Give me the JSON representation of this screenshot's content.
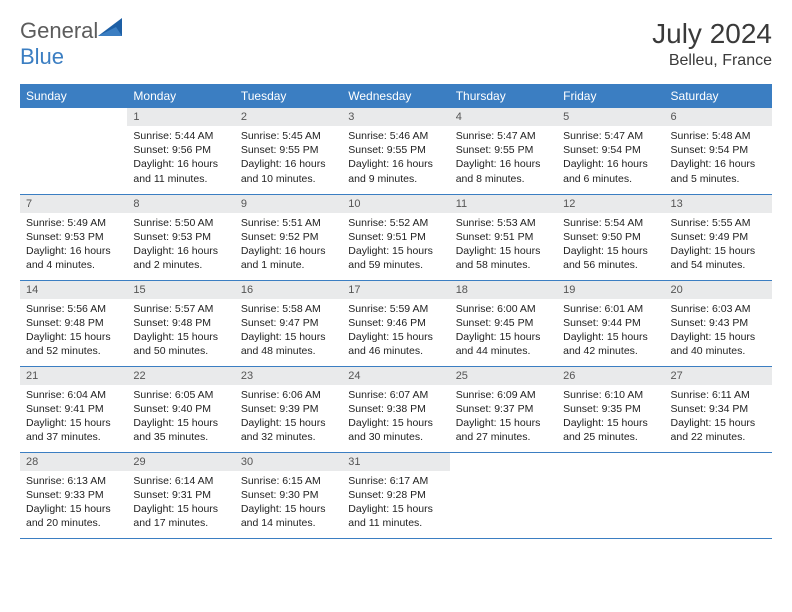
{
  "logo": {
    "text1": "General",
    "text2": "Blue"
  },
  "title": "July 2024",
  "location": "Belleu, France",
  "colors": {
    "header_bg": "#3b7ec2",
    "header_fg": "#ffffff",
    "daynum_bg": "#e9eaeb",
    "cell_border": "#3b7ec2",
    "logo_gray": "#5c5c5c"
  },
  "weekdays": [
    "Sunday",
    "Monday",
    "Tuesday",
    "Wednesday",
    "Thursday",
    "Friday",
    "Saturday"
  ],
  "weeks": [
    [
      {
        "n": "",
        "lines": []
      },
      {
        "n": "1",
        "lines": [
          "Sunrise: 5:44 AM",
          "Sunset: 9:56 PM",
          "Daylight: 16 hours",
          "and 11 minutes."
        ]
      },
      {
        "n": "2",
        "lines": [
          "Sunrise: 5:45 AM",
          "Sunset: 9:55 PM",
          "Daylight: 16 hours",
          "and 10 minutes."
        ]
      },
      {
        "n": "3",
        "lines": [
          "Sunrise: 5:46 AM",
          "Sunset: 9:55 PM",
          "Daylight: 16 hours",
          "and 9 minutes."
        ]
      },
      {
        "n": "4",
        "lines": [
          "Sunrise: 5:47 AM",
          "Sunset: 9:55 PM",
          "Daylight: 16 hours",
          "and 8 minutes."
        ]
      },
      {
        "n": "5",
        "lines": [
          "Sunrise: 5:47 AM",
          "Sunset: 9:54 PM",
          "Daylight: 16 hours",
          "and 6 minutes."
        ]
      },
      {
        "n": "6",
        "lines": [
          "Sunrise: 5:48 AM",
          "Sunset: 9:54 PM",
          "Daylight: 16 hours",
          "and 5 minutes."
        ]
      }
    ],
    [
      {
        "n": "7",
        "lines": [
          "Sunrise: 5:49 AM",
          "Sunset: 9:53 PM",
          "Daylight: 16 hours",
          "and 4 minutes."
        ]
      },
      {
        "n": "8",
        "lines": [
          "Sunrise: 5:50 AM",
          "Sunset: 9:53 PM",
          "Daylight: 16 hours",
          "and 2 minutes."
        ]
      },
      {
        "n": "9",
        "lines": [
          "Sunrise: 5:51 AM",
          "Sunset: 9:52 PM",
          "Daylight: 16 hours",
          "and 1 minute."
        ]
      },
      {
        "n": "10",
        "lines": [
          "Sunrise: 5:52 AM",
          "Sunset: 9:51 PM",
          "Daylight: 15 hours",
          "and 59 minutes."
        ]
      },
      {
        "n": "11",
        "lines": [
          "Sunrise: 5:53 AM",
          "Sunset: 9:51 PM",
          "Daylight: 15 hours",
          "and 58 minutes."
        ]
      },
      {
        "n": "12",
        "lines": [
          "Sunrise: 5:54 AM",
          "Sunset: 9:50 PM",
          "Daylight: 15 hours",
          "and 56 minutes."
        ]
      },
      {
        "n": "13",
        "lines": [
          "Sunrise: 5:55 AM",
          "Sunset: 9:49 PM",
          "Daylight: 15 hours",
          "and 54 minutes."
        ]
      }
    ],
    [
      {
        "n": "14",
        "lines": [
          "Sunrise: 5:56 AM",
          "Sunset: 9:48 PM",
          "Daylight: 15 hours",
          "and 52 minutes."
        ]
      },
      {
        "n": "15",
        "lines": [
          "Sunrise: 5:57 AM",
          "Sunset: 9:48 PM",
          "Daylight: 15 hours",
          "and 50 minutes."
        ]
      },
      {
        "n": "16",
        "lines": [
          "Sunrise: 5:58 AM",
          "Sunset: 9:47 PM",
          "Daylight: 15 hours",
          "and 48 minutes."
        ]
      },
      {
        "n": "17",
        "lines": [
          "Sunrise: 5:59 AM",
          "Sunset: 9:46 PM",
          "Daylight: 15 hours",
          "and 46 minutes."
        ]
      },
      {
        "n": "18",
        "lines": [
          "Sunrise: 6:00 AM",
          "Sunset: 9:45 PM",
          "Daylight: 15 hours",
          "and 44 minutes."
        ]
      },
      {
        "n": "19",
        "lines": [
          "Sunrise: 6:01 AM",
          "Sunset: 9:44 PM",
          "Daylight: 15 hours",
          "and 42 minutes."
        ]
      },
      {
        "n": "20",
        "lines": [
          "Sunrise: 6:03 AM",
          "Sunset: 9:43 PM",
          "Daylight: 15 hours",
          "and 40 minutes."
        ]
      }
    ],
    [
      {
        "n": "21",
        "lines": [
          "Sunrise: 6:04 AM",
          "Sunset: 9:41 PM",
          "Daylight: 15 hours",
          "and 37 minutes."
        ]
      },
      {
        "n": "22",
        "lines": [
          "Sunrise: 6:05 AM",
          "Sunset: 9:40 PM",
          "Daylight: 15 hours",
          "and 35 minutes."
        ]
      },
      {
        "n": "23",
        "lines": [
          "Sunrise: 6:06 AM",
          "Sunset: 9:39 PM",
          "Daylight: 15 hours",
          "and 32 minutes."
        ]
      },
      {
        "n": "24",
        "lines": [
          "Sunrise: 6:07 AM",
          "Sunset: 9:38 PM",
          "Daylight: 15 hours",
          "and 30 minutes."
        ]
      },
      {
        "n": "25",
        "lines": [
          "Sunrise: 6:09 AM",
          "Sunset: 9:37 PM",
          "Daylight: 15 hours",
          "and 27 minutes."
        ]
      },
      {
        "n": "26",
        "lines": [
          "Sunrise: 6:10 AM",
          "Sunset: 9:35 PM",
          "Daylight: 15 hours",
          "and 25 minutes."
        ]
      },
      {
        "n": "27",
        "lines": [
          "Sunrise: 6:11 AM",
          "Sunset: 9:34 PM",
          "Daylight: 15 hours",
          "and 22 minutes."
        ]
      }
    ],
    [
      {
        "n": "28",
        "lines": [
          "Sunrise: 6:13 AM",
          "Sunset: 9:33 PM",
          "Daylight: 15 hours",
          "and 20 minutes."
        ]
      },
      {
        "n": "29",
        "lines": [
          "Sunrise: 6:14 AM",
          "Sunset: 9:31 PM",
          "Daylight: 15 hours",
          "and 17 minutes."
        ]
      },
      {
        "n": "30",
        "lines": [
          "Sunrise: 6:15 AM",
          "Sunset: 9:30 PM",
          "Daylight: 15 hours",
          "and 14 minutes."
        ]
      },
      {
        "n": "31",
        "lines": [
          "Sunrise: 6:17 AM",
          "Sunset: 9:28 PM",
          "Daylight: 15 hours",
          "and 11 minutes."
        ]
      },
      {
        "n": "",
        "lines": []
      },
      {
        "n": "",
        "lines": []
      },
      {
        "n": "",
        "lines": []
      }
    ]
  ]
}
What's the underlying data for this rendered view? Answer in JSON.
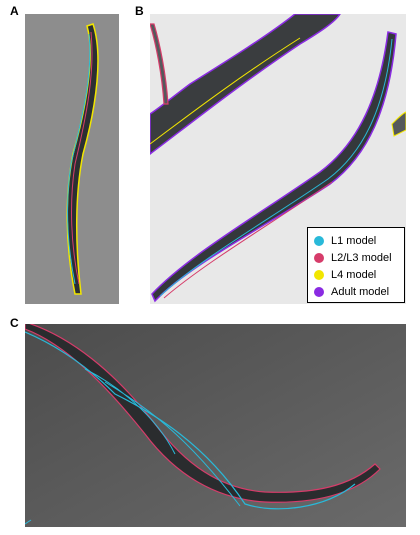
{
  "panels": {
    "a": {
      "label": "A"
    },
    "b": {
      "label": "B"
    },
    "c": {
      "label": "C"
    }
  },
  "legend": {
    "items": [
      {
        "label": "L1 model",
        "color": "#29b9d9"
      },
      {
        "label": "L2/L3 model",
        "color": "#d63c6a"
      },
      {
        "label": "L4 model",
        "color": "#f2e600"
      },
      {
        "label": "Adult model",
        "color": "#8a2be2"
      }
    ]
  }
}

——————————

▶ **What is asked**
Read through the lines above and collect those that contain the string "this".

▶ **The answer**
Give me the JSON representation of this screenshot's content.
What's the underlying data for this rendered view? Answer in JSON.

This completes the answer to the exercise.